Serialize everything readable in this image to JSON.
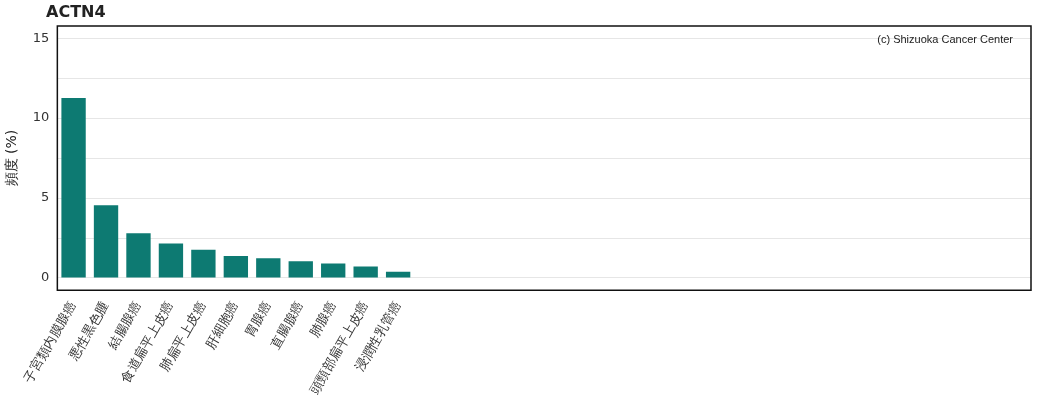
{
  "chart_data": {
    "type": "bar",
    "title": "ACTN4",
    "ylabel": "頻度 (%)",
    "categories": [
      "子宮類内膜腺癌",
      "悪性黒色腫",
      "結腸腺癌",
      "食道扁平上皮癌",
      "肺扁平上皮癌",
      "肝細胞癌",
      "胃腺癌",
      "直腸腺癌",
      "肺腺癌",
      "頭頸部扁平上皮癌",
      "浸潤性乳管癌",
      null,
      null,
      null,
      null,
      null,
      null,
      null,
      null,
      null,
      null,
      null,
      null,
      null,
      null,
      null,
      null,
      null,
      null,
      null
    ],
    "values": [
      11.25,
      4.55,
      2.8,
      2.15,
      1.76,
      1.37,
      1.24,
      1.04,
      0.91,
      0.72,
      0.39,
      null,
      null,
      null,
      null,
      null,
      null,
      null,
      null,
      null,
      null,
      null,
      null,
      null,
      null,
      null,
      null,
      null,
      null,
      null
    ],
    "color": "#0d7a72",
    "ylim": [
      -0.76,
      15.76
    ],
    "yticks": [
      0,
      {
        "value": 2.5,
        "label": null
      },
      5,
      {
        "value": 7.5,
        "label": null
      },
      10,
      {
        "value": 12.5,
        "label": null
      },
      15
    ],
    "grid": "y",
    "annotations": [
      "(c) Shizuoka Cancer Center"
    ]
  }
}
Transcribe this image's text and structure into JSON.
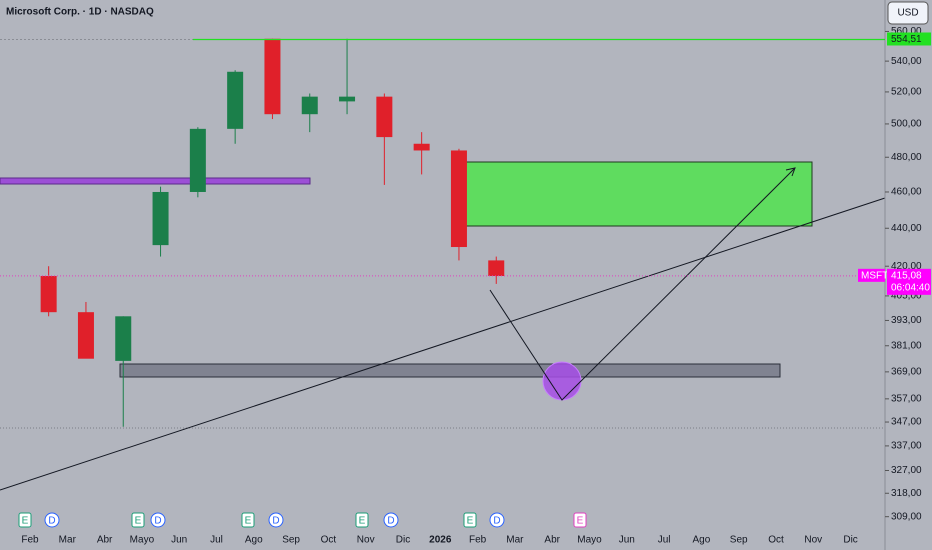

_ _ _

◆ Requirement: Repeat each record exactly, with the pictures left out.

◆ Expected answer:
Serialize everything readable in this image to JSON.
{
  "chart_data": {
    "type": "bar",
    "title": "ACTN4",
    "ylabel": "頻度 (%)",
    "categories": [
      "子宮類内膜腺癌",
      "悪性黒色腫",
      "結腸腺癌",
      "食道扁平上皮癌",
      "肺扁平上皮癌",
      "肝細胞癌",
      "胃腺癌",
      "直腸腺癌",
      "肺腺癌",
      "頭頸部扁平上皮癌",
      "浸潤性乳管癌",
      null,
      null,
      null,
      null,
      null,
      null,
      null,
      null,
      null,
      null,
      null,
      null,
      null,
      null,
      null,
      null,
      null,
      null,
      null
    ],
    "values": [
      11.25,
      4.55,
      2.8,
      2.15,
      1.76,
      1.37,
      1.24,
      1.04,
      0.91,
      0.72,
      0.39,
      null,
      null,
      null,
      null,
      null,
      null,
      null,
      null,
      null,
      null,
      null,
      null,
      null,
      null,
      null,
      null,
      null,
      null,
      null
    ],
    "color": "#0d7a72",
    "ylim": [
      -0.76,
      15.76
    ],
    "yticks": [
      0,
      {
        "value": 2.5,
        "label": null
      },
      5,
      {
        "value": 7.5,
        "label": null
      },
      10,
      {
        "value": 12.5,
        "label": null
      },
      15
    ],
    "grid": "y",
    "annotations": [
      "(c) Shizuoka Cancer Center"
    ]
  }
}
Transcribe this image's text and structure into JSON.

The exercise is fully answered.